## [What to do]
Copy out all lines that carry the word "type".

## [Raw data]

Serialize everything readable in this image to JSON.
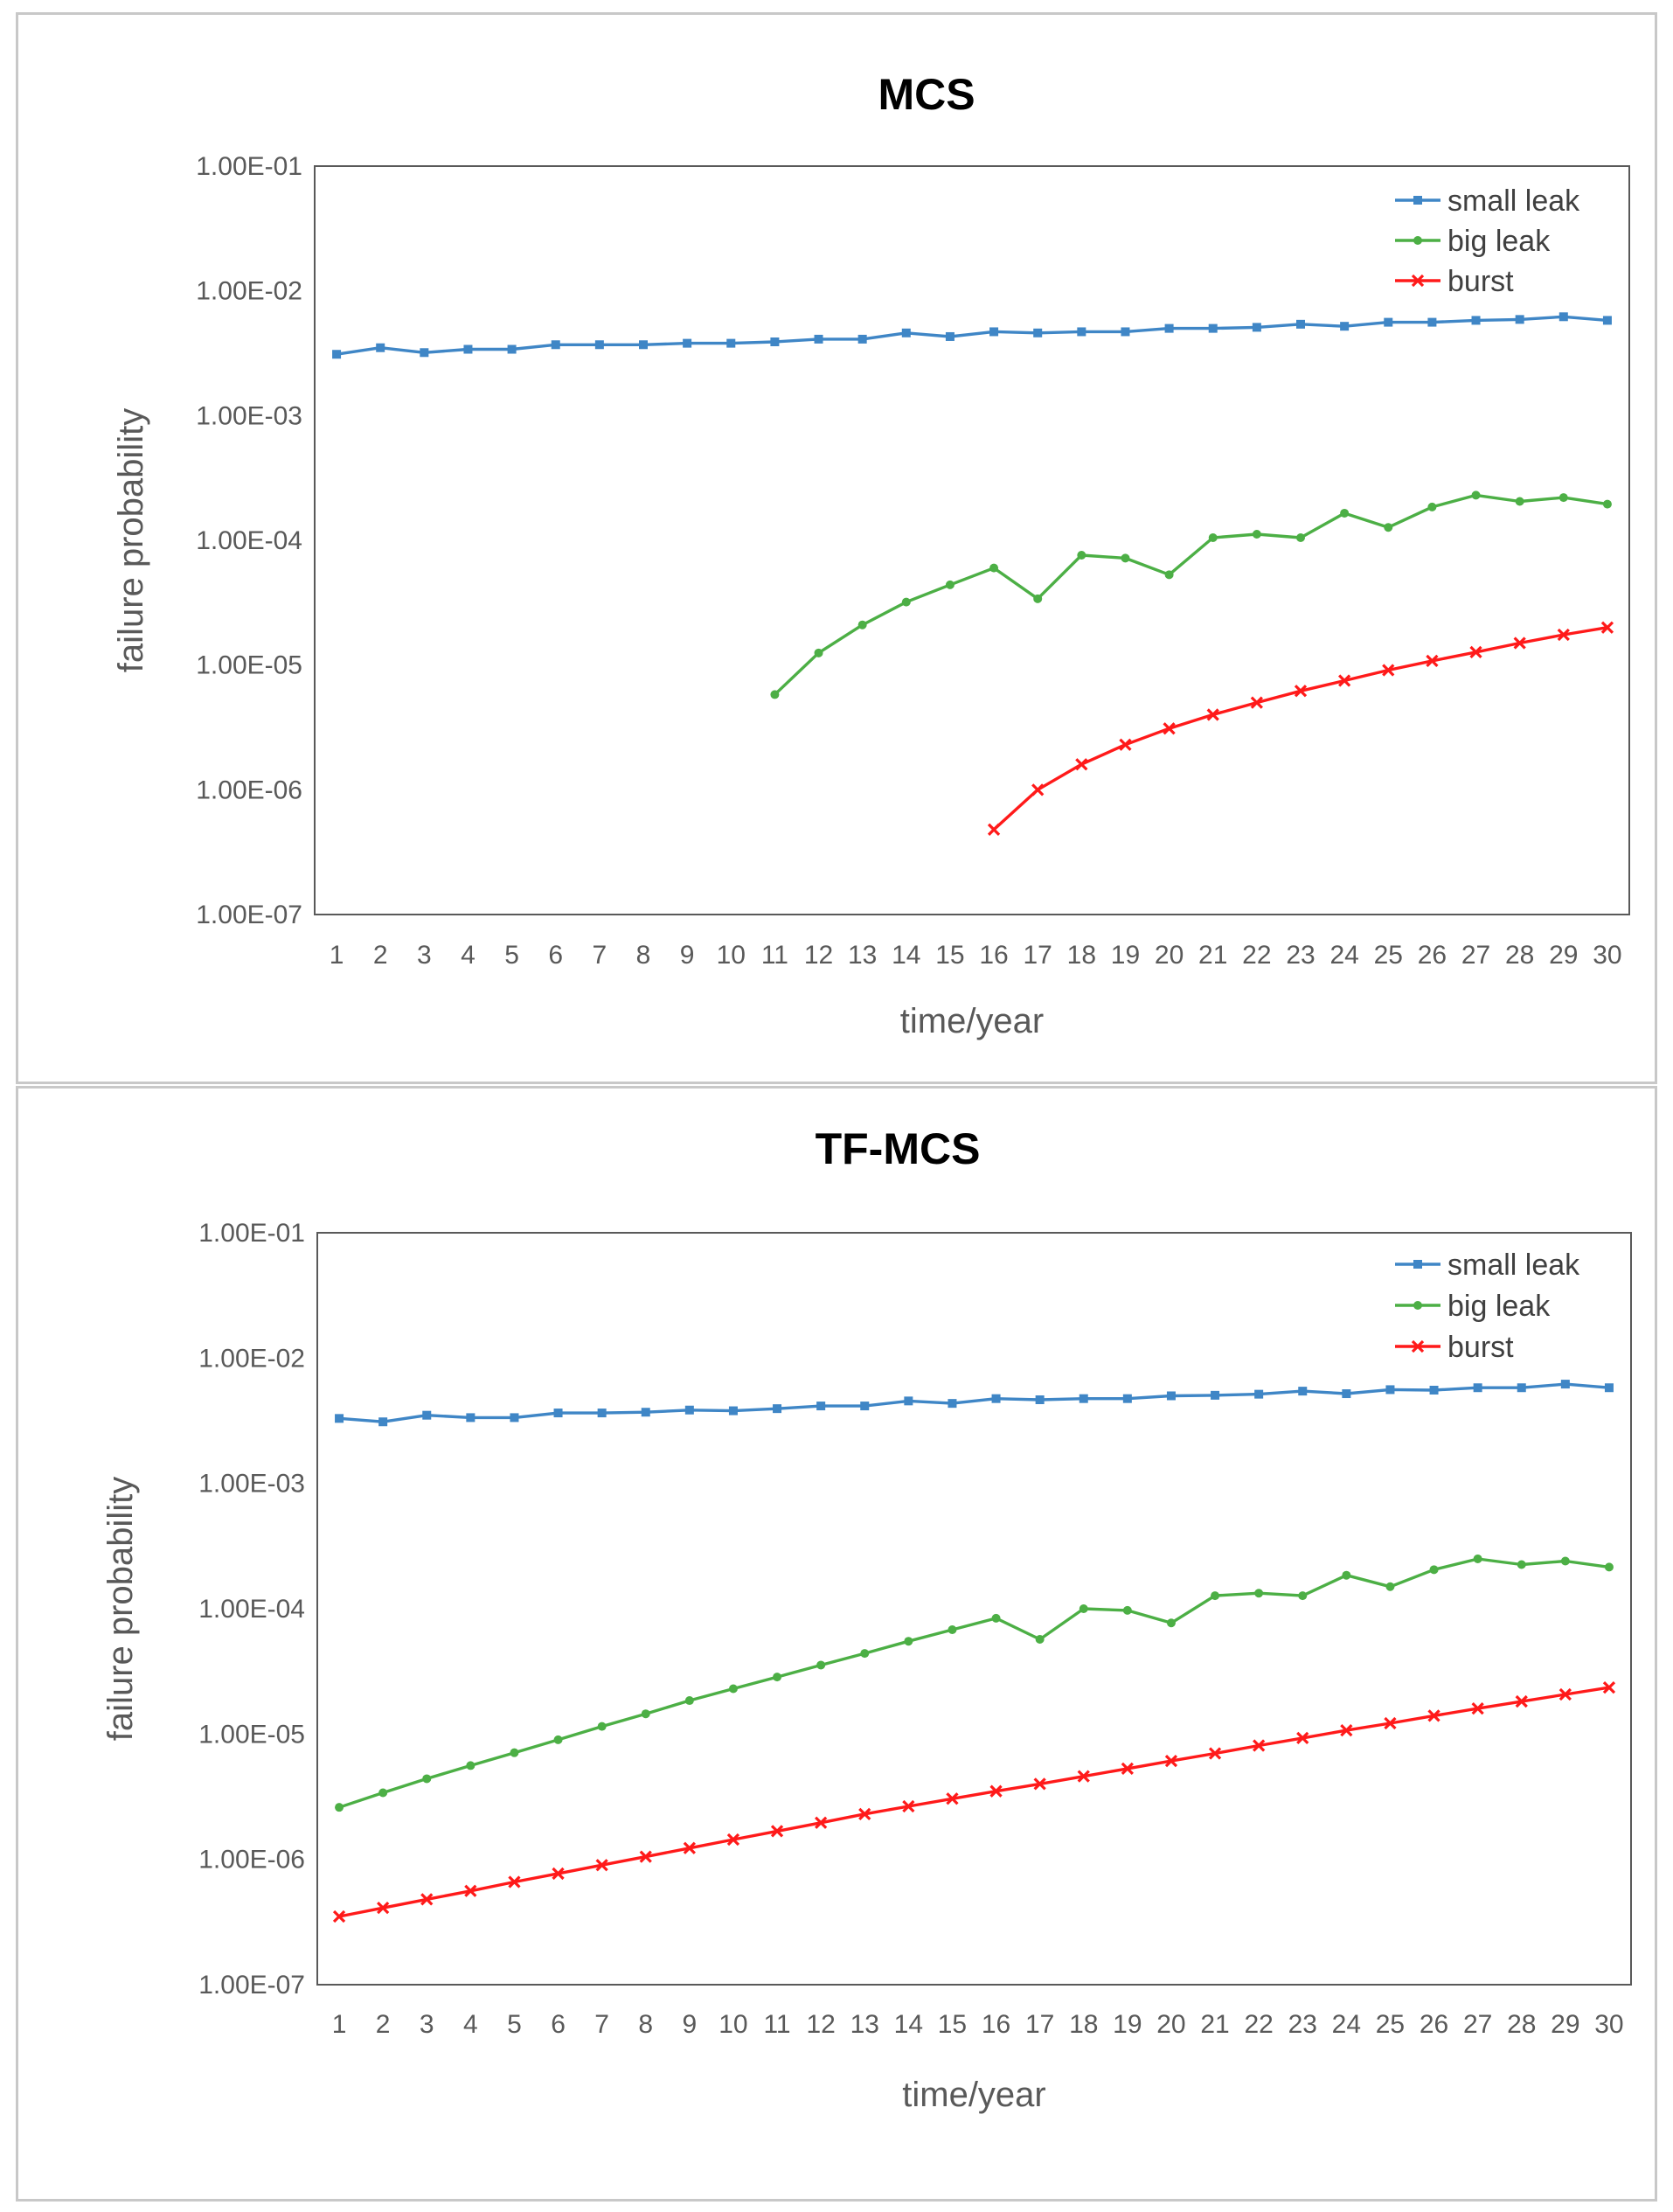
{
  "colors": {
    "small_leak": "#3f86c6",
    "big_leak": "#4caf45",
    "burst": "#ff1a1a",
    "frame": "#595959",
    "text": "#595959"
  },
  "chart_data": [
    {
      "type": "line",
      "title": "MCS",
      "xlabel": "time/year",
      "ylabel": "failure probability",
      "yscale": "log",
      "ylim": [
        1e-07,
        0.1
      ],
      "yticks": [
        "1.00E-07",
        "1.00E-06",
        "1.00E-05",
        "1.00E-04",
        "1.00E-03",
        "1.00E-02",
        "1.00E-01"
      ],
      "categories": [
        "1",
        "2",
        "3",
        "4",
        "5",
        "6",
        "7",
        "8",
        "9",
        "10",
        "11",
        "12",
        "13",
        "14",
        "15",
        "16",
        "17",
        "18",
        "19",
        "20",
        "21",
        "22",
        "23",
        "24",
        "25",
        "26",
        "27",
        "28",
        "29",
        "30"
      ],
      "legend_position": "top-right",
      "series": [
        {
          "name": "small leak",
          "color_key": "small_leak",
          "marker": "square",
          "values": [
            0.0031,
            0.0035,
            0.0032,
            0.0034,
            0.0034,
            0.0037,
            0.0037,
            0.0037,
            0.0038,
            0.0038,
            0.0039,
            0.0041,
            0.0041,
            0.0046,
            0.0043,
            0.0047,
            0.0046,
            0.0047,
            0.0047,
            0.005,
            0.005,
            0.0051,
            0.0054,
            0.0052,
            0.0056,
            0.0056,
            0.0058,
            0.0059,
            0.0062,
            0.0058
          ]
        },
        {
          "name": "big leak",
          "color_key": "big_leak",
          "marker": "circle",
          "values": [
            null,
            null,
            null,
            null,
            null,
            null,
            null,
            null,
            null,
            null,
            5.8e-06,
            1.25e-05,
            2.1e-05,
            3.2e-05,
            4.4e-05,
            6e-05,
            3.4e-05,
            7.6e-05,
            7.2e-05,
            5.3e-05,
            0.000105,
            0.000112,
            0.000105,
            0.000165,
            0.000127,
            0.000185,
            0.00023,
            0.000205,
            0.00022,
            0.000195
          ]
        },
        {
          "name": "burst",
          "color_key": "burst",
          "marker": "x",
          "values": [
            null,
            null,
            null,
            null,
            null,
            null,
            null,
            null,
            null,
            null,
            null,
            null,
            null,
            null,
            null,
            4.8e-07,
            1e-06,
            1.6e-06,
            2.3e-06,
            3.1e-06,
            4e-06,
            5e-06,
            6.2e-06,
            7.5e-06,
            9.1e-06,
            1.08e-05,
            1.27e-05,
            1.5e-05,
            1.75e-05,
            2e-05
          ]
        }
      ]
    },
    {
      "type": "line",
      "title": "TF-MCS",
      "xlabel": "time/year",
      "ylabel": "failure probability",
      "yscale": "log",
      "ylim": [
        1e-07,
        0.1
      ],
      "yticks": [
        "1.00E-07",
        "1.00E-06",
        "1.00E-05",
        "1.00E-04",
        "1.00E-03",
        "1.00E-02",
        "1.00E-01"
      ],
      "categories": [
        "1",
        "2",
        "3",
        "4",
        "5",
        "6",
        "7",
        "8",
        "9",
        "10",
        "11",
        "12",
        "13",
        "14",
        "15",
        "16",
        "17",
        "18",
        "19",
        "20",
        "21",
        "22",
        "23",
        "24",
        "25",
        "26",
        "27",
        "28",
        "29",
        "30"
      ],
      "legend_position": "top-right",
      "series": [
        {
          "name": "small leak",
          "color_key": "small_leak",
          "marker": "square",
          "values": [
            0.0033,
            0.0031,
            0.0035,
            0.00335,
            0.00335,
            0.00365,
            0.00365,
            0.0037,
            0.00385,
            0.0038,
            0.00395,
            0.00415,
            0.00415,
            0.00455,
            0.00435,
            0.00475,
            0.00465,
            0.00475,
            0.00475,
            0.005,
            0.00505,
            0.00515,
            0.00545,
            0.0052,
            0.0056,
            0.00555,
            0.0058,
            0.0058,
            0.0062,
            0.0058
          ]
        },
        {
          "name": "big leak",
          "color_key": "big_leak",
          "marker": "circle",
          "values": [
            2.6e-06,
            3.4e-06,
            4.4e-06,
            5.6e-06,
            7.1e-06,
            9e-06,
            1.15e-05,
            1.45e-05,
            1.85e-05,
            2.3e-05,
            2.85e-05,
            3.55e-05,
            4.4e-05,
            5.5e-05,
            6.8e-05,
            8.4e-05,
            5.7e-05,
            0.0001,
            9.7e-05,
            7.7e-05,
            0.000127,
            0.000133,
            0.000127,
            0.000185,
            0.00015,
            0.000205,
            0.00025,
            0.000225,
            0.00024,
            0.000215
          ]
        },
        {
          "name": "burst",
          "color_key": "burst",
          "marker": "x",
          "values": [
            3.5e-07,
            4.1e-07,
            4.8e-07,
            5.6e-07,
            6.6e-07,
            7.7e-07,
            9e-07,
            1.05e-06,
            1.23e-06,
            1.44e-06,
            1.68e-06,
            1.96e-06,
            2.3e-06,
            2.65e-06,
            3.05e-06,
            3.5e-06,
            4e-06,
            4.6e-06,
            5.3e-06,
            6.1e-06,
            7e-06,
            8.1e-06,
            9.3e-06,
            1.07e-05,
            1.22e-05,
            1.4e-05,
            1.6e-05,
            1.82e-05,
            2.07e-05,
            2.35e-05
          ]
        }
      ]
    }
  ]
}
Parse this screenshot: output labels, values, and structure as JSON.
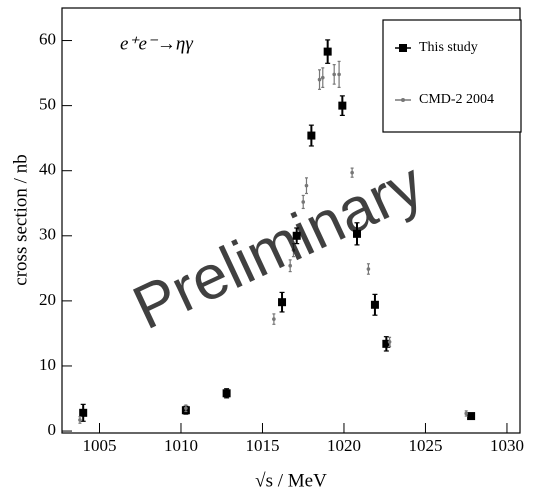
{
  "chart_data": {
    "type": "scatter",
    "annotation": "e⁺e⁻→ηγ",
    "watermark": "Preliminary",
    "x_label": "√s / MeV",
    "y_label": "cross section / nb",
    "xlim": [
      1002.7,
      1030.8
    ],
    "ylim": [
      -0.3,
      65
    ],
    "xticks": [
      1005,
      1010,
      1015,
      1020,
      1025,
      1030
    ],
    "yticks": [
      0,
      10,
      20,
      30,
      40,
      50,
      60
    ],
    "legend": "upper right",
    "series": [
      {
        "name": "This study",
        "color": "#000000",
        "marker": "square",
        "x": [
          1004.0,
          1010.3,
          1012.8,
          1016.2,
          1017.1,
          1018.0,
          1019.0,
          1019.9,
          1020.8,
          1021.9,
          1022.6,
          1027.8
        ],
        "values": [
          2.8,
          3.2,
          5.8,
          19.8,
          30.0,
          45.4,
          58.3,
          50.0,
          30.3,
          19.4,
          13.4,
          2.3
        ],
        "errors": [
          1.3,
          0.6,
          0.7,
          1.5,
          1.2,
          1.6,
          1.8,
          1.5,
          1.7,
          1.6,
          1.1,
          0.4
        ]
      },
      {
        "name": "CMD-2 2004",
        "color": "#777777",
        "marker": "circle",
        "x": [
          1003.8,
          1010.3,
          1015.7,
          1016.7,
          1016.9,
          1017.5,
          1017.7,
          1018.5,
          1018.7,
          1019.4,
          1019.7,
          1020.5,
          1021.5,
          1022.8,
          1027.5
        ],
        "values": [
          1.7,
          3.5,
          17.2,
          25.4,
          27.8,
          35.2,
          37.7,
          54.0,
          54.3,
          54.8,
          54.8,
          39.7,
          24.9,
          13.7,
          2.7
        ],
        "errors": [
          0.5,
          0.5,
          0.8,
          0.9,
          1.0,
          1.0,
          1.2,
          1.5,
          1.5,
          1.5,
          2.0,
          0.7,
          0.8,
          0.7,
          0.4
        ]
      }
    ]
  }
}
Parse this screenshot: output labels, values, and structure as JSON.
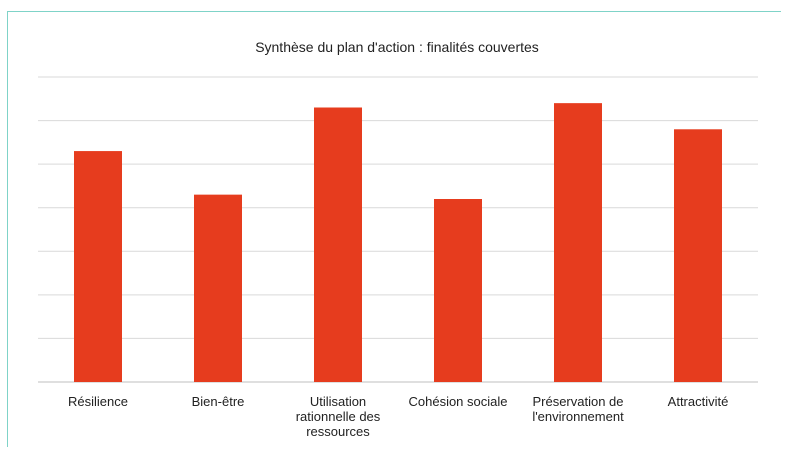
{
  "chart_data": {
    "type": "bar",
    "title": "Synthèse du plan d'action : finalités couvertes",
    "categories": [
      [
        "Résilience"
      ],
      [
        "Bien-être"
      ],
      [
        "Utilisation",
        "rationnelle des",
        "ressources"
      ],
      [
        "Cohésion sociale"
      ],
      [
        "Préservation de",
        "l'environnement"
      ],
      [
        "Attractivité"
      ]
    ],
    "values": [
      5.3,
      4.3,
      6.3,
      4.2,
      6.4,
      5.8
    ],
    "ylim": [
      0,
      7
    ],
    "grid": true,
    "colors": {
      "bar": "#e63c1e",
      "grid": "#d9d9d9",
      "axis": "#bfbfbf"
    }
  }
}
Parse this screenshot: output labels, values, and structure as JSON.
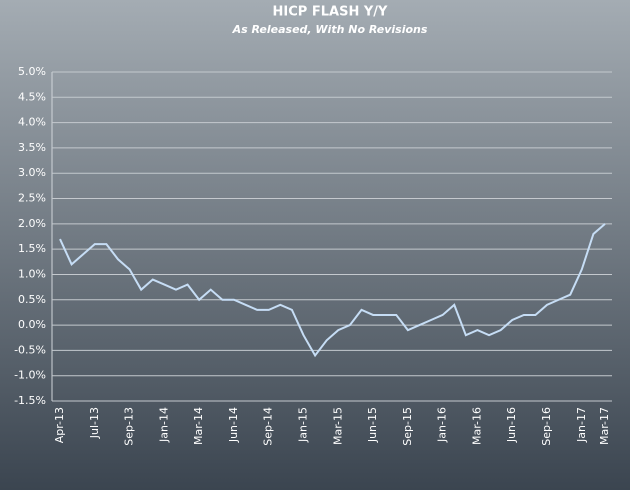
{
  "chart_data": {
    "type": "line",
    "title": "HICP FLASH Y/Y",
    "subtitle": "As Released, With No Revisions",
    "categories": [
      "Apr-13",
      null,
      null,
      "Jul-13",
      null,
      null,
      "Sep-13",
      null,
      null,
      "Jan-14",
      null,
      null,
      "Mar-14",
      null,
      null,
      "Jun-14",
      null,
      null,
      "Sep-14",
      null,
      null,
      "Jan-15",
      null,
      null,
      "Mar-15",
      null,
      null,
      "Jun-15",
      null,
      null,
      "Sep-15",
      null,
      null,
      "Jan-16",
      null,
      null,
      "Mar-16",
      null,
      null,
      "Jun-16",
      null,
      null,
      "Sep-16",
      null,
      null,
      "Jan-17",
      null,
      "Mar-17"
    ],
    "series": [
      {
        "name": "HICP Flash Y/Y",
        "color": "#c6ddf5",
        "values": [
          1.7,
          1.2,
          1.4,
          1.6,
          1.6,
          1.3,
          1.1,
          0.7,
          0.9,
          0.8,
          0.7,
          0.8,
          0.5,
          0.7,
          0.5,
          0.5,
          0.4,
          0.3,
          0.3,
          0.4,
          0.3,
          -0.2,
          -0.6,
          -0.3,
          -0.1,
          0.0,
          0.3,
          0.2,
          0.2,
          0.2,
          -0.1,
          0.0,
          0.1,
          0.2,
          0.4,
          -0.2,
          -0.1,
          -0.2,
          -0.1,
          0.1,
          0.2,
          0.2,
          0.4,
          0.5,
          0.6,
          1.1,
          1.8,
          2.0
        ]
      }
    ],
    "ylim": [
      -1.5,
      5.0
    ],
    "yticks": [
      {
        "value": -1.5,
        "label": "-1.5%"
      },
      {
        "value": -1.0,
        "label": "-1.0%"
      },
      {
        "value": -0.5,
        "label": "-0.5%"
      },
      {
        "value": 0.0,
        "label": "0.0%"
      },
      {
        "value": 0.5,
        "label": "0.5%"
      },
      {
        "value": 1.0,
        "label": "1.0%"
      },
      {
        "value": 1.5,
        "label": "1.5%"
      },
      {
        "value": 2.0,
        "label": "2.0%"
      },
      {
        "value": 2.5,
        "label": "2.5%"
      },
      {
        "value": 3.0,
        "label": "3.0%"
      },
      {
        "value": 3.5,
        "label": "3.5%"
      },
      {
        "value": 4.0,
        "label": "4.0%"
      },
      {
        "value": 4.5,
        "label": "4.5%"
      },
      {
        "value": 5.0,
        "label": "5.0%"
      }
    ],
    "grid": true
  }
}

## [Problem solution]
      "type": "line",
      "type": "line",
    "type": "scatter",
    "type": "bar",
    "type": "line",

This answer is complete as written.